# [Dataset entries on figures]
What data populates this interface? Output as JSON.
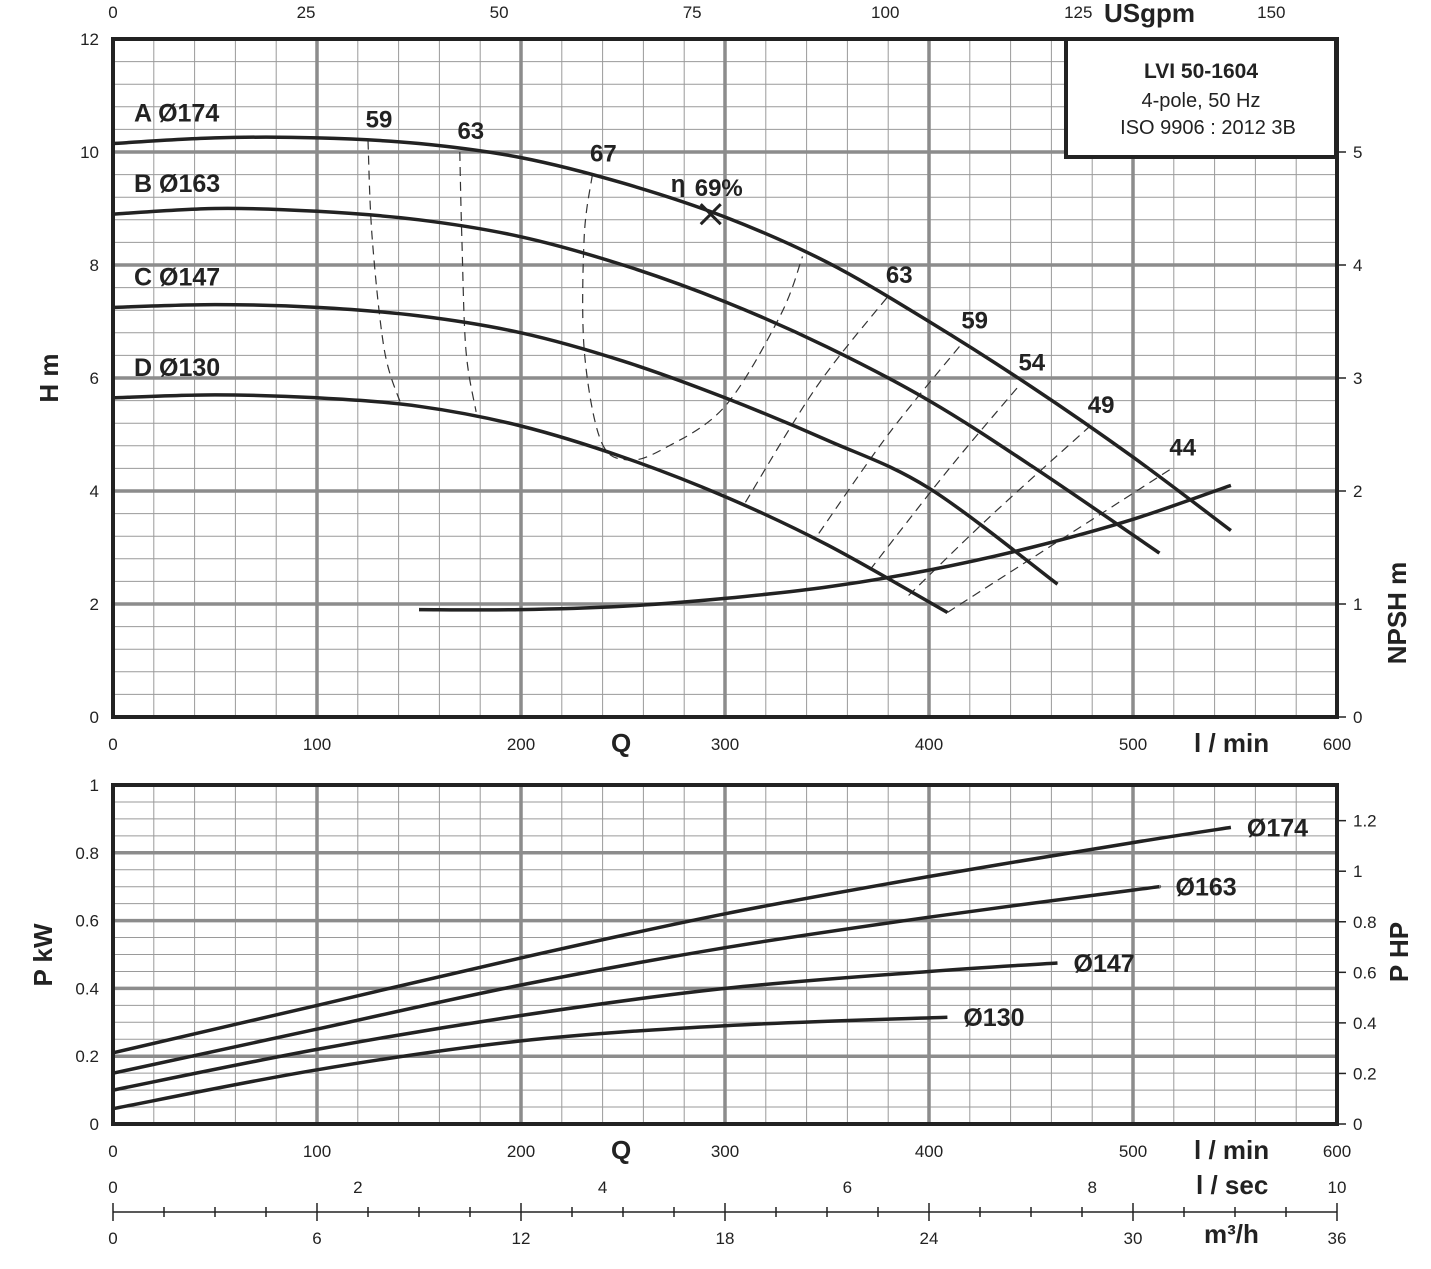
{
  "title_box": {
    "model": "LVI 50-1604",
    "line2": "4-pole, 50 Hz",
    "line3": "ISO 9906 : 2012 3B"
  },
  "axes": {
    "q_label": "Q",
    "lmin_label": "l / min",
    "lsec_label": "l / sec",
    "m3h_label": "m³/h",
    "usgpm_label": "USgpm",
    "h_label": "H m",
    "npsh_label": "NPSH m",
    "pkw_label": "P kW",
    "php_label": "P HP",
    "x_lmin_ticks": [
      "0",
      "100",
      "200",
      "300",
      "400",
      "500",
      "600"
    ],
    "x_usgpm_ticks": [
      "0",
      "25",
      "50",
      "75",
      "100",
      "125",
      "150"
    ],
    "x_lsec_ticks": [
      "0",
      "2",
      "4",
      "6",
      "8",
      "10"
    ],
    "x_m3h_ticks": [
      "0",
      "6",
      "12",
      "18",
      "24",
      "30",
      "36"
    ],
    "h_ticks": [
      "0",
      "2",
      "4",
      "6",
      "8",
      "10",
      "12"
    ],
    "npsh_ticks": [
      "0",
      "1",
      "2",
      "3",
      "4",
      "5"
    ],
    "pkw_ticks": [
      "0",
      "0.2",
      "0.4",
      "0.6",
      "0.8",
      "1"
    ],
    "php_ticks": [
      "0",
      "0.2",
      "0.4",
      "0.6",
      "0.8",
      "1",
      "1.2"
    ]
  },
  "chart_data": [
    {
      "type": "line",
      "title": "LVI 50-1604",
      "xlabel": "Q l / min",
      "ylabel": "H m",
      "xlim": [
        0,
        600
      ],
      "ylim": [
        0,
        12
      ],
      "grid": true,
      "series": [
        {
          "name": "A Ø174",
          "x": [
            0,
            50,
            100,
            150,
            200,
            250,
            300,
            350,
            400,
            450,
            500,
            548
          ],
          "y": [
            10.15,
            10.25,
            10.25,
            10.15,
            9.9,
            9.45,
            8.85,
            8.05,
            7.0,
            5.85,
            4.6,
            3.3
          ]
        },
        {
          "name": "B Ø163",
          "x": [
            0,
            50,
            100,
            150,
            200,
            250,
            300,
            350,
            400,
            450,
            513
          ],
          "y": [
            8.9,
            9.0,
            8.95,
            8.8,
            8.5,
            8.0,
            7.35,
            6.55,
            5.6,
            4.45,
            2.9
          ]
        },
        {
          "name": "C Ø147",
          "x": [
            0,
            50,
            100,
            150,
            200,
            250,
            300,
            350,
            400,
            463
          ],
          "y": [
            7.25,
            7.3,
            7.25,
            7.1,
            6.8,
            6.3,
            5.65,
            4.9,
            4.05,
            2.35
          ]
        },
        {
          "name": "D Ø130",
          "x": [
            0,
            50,
            100,
            150,
            200,
            250,
            300,
            350,
            409
          ],
          "y": [
            5.65,
            5.7,
            5.65,
            5.5,
            5.15,
            4.6,
            3.9,
            3.05,
            1.85
          ]
        }
      ],
      "efficiency_contours": [
        {
          "label": "59",
          "x": [
            125,
            127,
            133,
            141
          ],
          "y": [
            10.2,
            8.5,
            6.5,
            5.55
          ]
        },
        {
          "label": "63",
          "x": [
            170,
            171,
            173,
            178
          ],
          "y": [
            10.0,
            8.5,
            6.5,
            5.4
          ]
        },
        {
          "label": "67",
          "x": [
            235,
            231,
            231,
            239,
            252,
            270,
            300,
            327,
            338
          ],
          "y": [
            9.6,
            8.5,
            6.5,
            4.9,
            4.55,
            4.75,
            5.5,
            7.1,
            8.15
          ]
        },
        {
          "label": "63",
          "x": [
            310,
            345,
            380
          ],
          "y": [
            3.8,
            5.85,
            7.45
          ]
        },
        {
          "label": "59",
          "x": [
            346,
            380,
            417
          ],
          "y": [
            3.25,
            5.0,
            6.65
          ]
        },
        {
          "label": "54",
          "x": [
            371,
            410,
            445
          ],
          "y": [
            2.6,
            4.4,
            5.9
          ]
        },
        {
          "label": "49",
          "x": [
            390,
            430,
            479
          ],
          "y": [
            2.15,
            3.55,
            5.15
          ]
        },
        {
          "label": "44",
          "x": [
            409,
            450,
            519
          ],
          "y": [
            1.85,
            2.8,
            4.4
          ]
        }
      ],
      "best_efficiency_point": {
        "label": "69%",
        "symbol": "η",
        "x": 293,
        "y": 8.9
      },
      "npsh": {
        "name": "NPSH",
        "ylim": [
          0,
          6
        ],
        "x": [
          150,
          200,
          250,
          300,
          350,
          400,
          450,
          500,
          548
        ],
        "y": [
          0.95,
          0.95,
          0.98,
          1.05,
          1.15,
          1.3,
          1.5,
          1.75,
          2.05
        ]
      }
    },
    {
      "type": "line",
      "xlabel": "Q l / min",
      "ylabel": "P kW",
      "xlim": [
        0,
        600
      ],
      "ylim": [
        0,
        1
      ],
      "grid": true,
      "series": [
        {
          "name": "Ø174",
          "x": [
            0,
            100,
            200,
            300,
            400,
            500,
            548
          ],
          "y": [
            0.21,
            0.35,
            0.49,
            0.62,
            0.73,
            0.83,
            0.875
          ]
        },
        {
          "name": "Ø163",
          "x": [
            0,
            100,
            200,
            300,
            400,
            500,
            513
          ],
          "y": [
            0.15,
            0.28,
            0.41,
            0.52,
            0.61,
            0.69,
            0.7
          ]
        },
        {
          "name": "Ø147",
          "x": [
            0,
            100,
            200,
            300,
            400,
            463
          ],
          "y": [
            0.1,
            0.22,
            0.32,
            0.4,
            0.45,
            0.475
          ]
        },
        {
          "name": "Ø130",
          "x": [
            0,
            100,
            200,
            300,
            409
          ],
          "y": [
            0.045,
            0.16,
            0.245,
            0.29,
            0.315
          ]
        }
      ]
    }
  ]
}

# [Exercise goal]
Pictures in the records above should not be copied. Repeat everything else exactly.

# [Result of this exercise]
What data populates this interface? Output as JSON.
{
  "title_box": {
    "model": "LVI 50-1604",
    "line2": "4-pole, 50 Hz",
    "line3": "ISO 9906 : 2012 3B"
  },
  "axes": {
    "q_label": "Q",
    "lmin_label": "l / min",
    "lsec_label": "l / sec",
    "m3h_label": "m³/h",
    "usgpm_label": "USgpm",
    "h_label": "H m",
    "npsh_label": "NPSH m",
    "pkw_label": "P kW",
    "php_label": "P HP",
    "x_lmin_ticks": [
      "0",
      "100",
      "200",
      "300",
      "400",
      "500",
      "600"
    ],
    "x_usgpm_ticks": [
      "0",
      "25",
      "50",
      "75",
      "100",
      "125",
      "150"
    ],
    "x_lsec_ticks": [
      "0",
      "2",
      "4",
      "6",
      "8",
      "10"
    ],
    "x_m3h_ticks": [
      "0",
      "6",
      "12",
      "18",
      "24",
      "30",
      "36"
    ],
    "h_ticks": [
      "0",
      "2",
      "4",
      "6",
      "8",
      "10",
      "12"
    ],
    "npsh_ticks": [
      "0",
      "1",
      "2",
      "3",
      "4",
      "5"
    ],
    "pkw_ticks": [
      "0",
      "0.2",
      "0.4",
      "0.6",
      "0.8",
      "1"
    ],
    "php_ticks": [
      "0",
      "0.2",
      "0.4",
      "0.6",
      "0.8",
      "1",
      "1.2"
    ]
  },
  "chart_data": [
    {
      "type": "line",
      "title": "LVI 50-1604",
      "xlabel": "Q l / min",
      "ylabel": "H m",
      "xlim": [
        0,
        600
      ],
      "ylim": [
        0,
        12
      ],
      "grid": true,
      "series": [
        {
          "name": "A Ø174",
          "x": [
            0,
            50,
            100,
            150,
            200,
            250,
            300,
            350,
            400,
            450,
            500,
            548
          ],
          "y": [
            10.15,
            10.25,
            10.25,
            10.15,
            9.9,
            9.45,
            8.85,
            8.05,
            7.0,
            5.85,
            4.6,
            3.3
          ]
        },
        {
          "name": "B Ø163",
          "x": [
            0,
            50,
            100,
            150,
            200,
            250,
            300,
            350,
            400,
            450,
            513
          ],
          "y": [
            8.9,
            9.0,
            8.95,
            8.8,
            8.5,
            8.0,
            7.35,
            6.55,
            5.6,
            4.45,
            2.9
          ]
        },
        {
          "name": "C Ø147",
          "x": [
            0,
            50,
            100,
            150,
            200,
            250,
            300,
            350,
            400,
            463
          ],
          "y": [
            7.25,
            7.3,
            7.25,
            7.1,
            6.8,
            6.3,
            5.65,
            4.9,
            4.05,
            2.35
          ]
        },
        {
          "name": "D Ø130",
          "x": [
            0,
            50,
            100,
            150,
            200,
            250,
            300,
            350,
            409
          ],
          "y": [
            5.65,
            5.7,
            5.65,
            5.5,
            5.15,
            4.6,
            3.9,
            3.05,
            1.85
          ]
        }
      ],
      "efficiency_contours": [
        {
          "label": "59",
          "x": [
            125,
            127,
            133,
            141
          ],
          "y": [
            10.2,
            8.5,
            6.5,
            5.55
          ]
        },
        {
          "label": "63",
          "x": [
            170,
            171,
            173,
            178
          ],
          "y": [
            10.0,
            8.5,
            6.5,
            5.4
          ]
        },
        {
          "label": "67",
          "x": [
            235,
            231,
            231,
            239,
            252,
            270,
            300,
            327,
            338
          ],
          "y": [
            9.6,
            8.5,
            6.5,
            4.9,
            4.55,
            4.75,
            5.5,
            7.1,
            8.15
          ]
        },
        {
          "label": "63",
          "x": [
            310,
            345,
            380
          ],
          "y": [
            3.8,
            5.85,
            7.45
          ]
        },
        {
          "label": "59",
          "x": [
            346,
            380,
            417
          ],
          "y": [
            3.25,
            5.0,
            6.65
          ]
        },
        {
          "label": "54",
          "x": [
            371,
            410,
            445
          ],
          "y": [
            2.6,
            4.4,
            5.9
          ]
        },
        {
          "label": "49",
          "x": [
            390,
            430,
            479
          ],
          "y": [
            2.15,
            3.55,
            5.15
          ]
        },
        {
          "label": "44",
          "x": [
            409,
            450,
            519
          ],
          "y": [
            1.85,
            2.8,
            4.4
          ]
        }
      ],
      "best_efficiency_point": {
        "label": "69%",
        "symbol": "η",
        "x": 293,
        "y": 8.9
      },
      "npsh": {
        "name": "NPSH",
        "ylim": [
          0,
          6
        ],
        "x": [
          150,
          200,
          250,
          300,
          350,
          400,
          450,
          500,
          548
        ],
        "y": [
          0.95,
          0.95,
          0.98,
          1.05,
          1.15,
          1.3,
          1.5,
          1.75,
          2.05
        ]
      }
    },
    {
      "type": "line",
      "xlabel": "Q l / min",
      "ylabel": "P kW",
      "xlim": [
        0,
        600
      ],
      "ylim": [
        0,
        1
      ],
      "grid": true,
      "series": [
        {
          "name": "Ø174",
          "x": [
            0,
            100,
            200,
            300,
            400,
            500,
            548
          ],
          "y": [
            0.21,
            0.35,
            0.49,
            0.62,
            0.73,
            0.83,
            0.875
          ]
        },
        {
          "name": "Ø163",
          "x": [
            0,
            100,
            200,
            300,
            400,
            500,
            513
          ],
          "y": [
            0.15,
            0.28,
            0.41,
            0.52,
            0.61,
            0.69,
            0.7
          ]
        },
        {
          "name": "Ø147",
          "x": [
            0,
            100,
            200,
            300,
            400,
            463
          ],
          "y": [
            0.1,
            0.22,
            0.32,
            0.4,
            0.45,
            0.475
          ]
        },
        {
          "name": "Ø130",
          "x": [
            0,
            100,
            200,
            300,
            409
          ],
          "y": [
            0.045,
            0.16,
            0.245,
            0.29,
            0.315
          ]
        }
      ]
    }
  ]
}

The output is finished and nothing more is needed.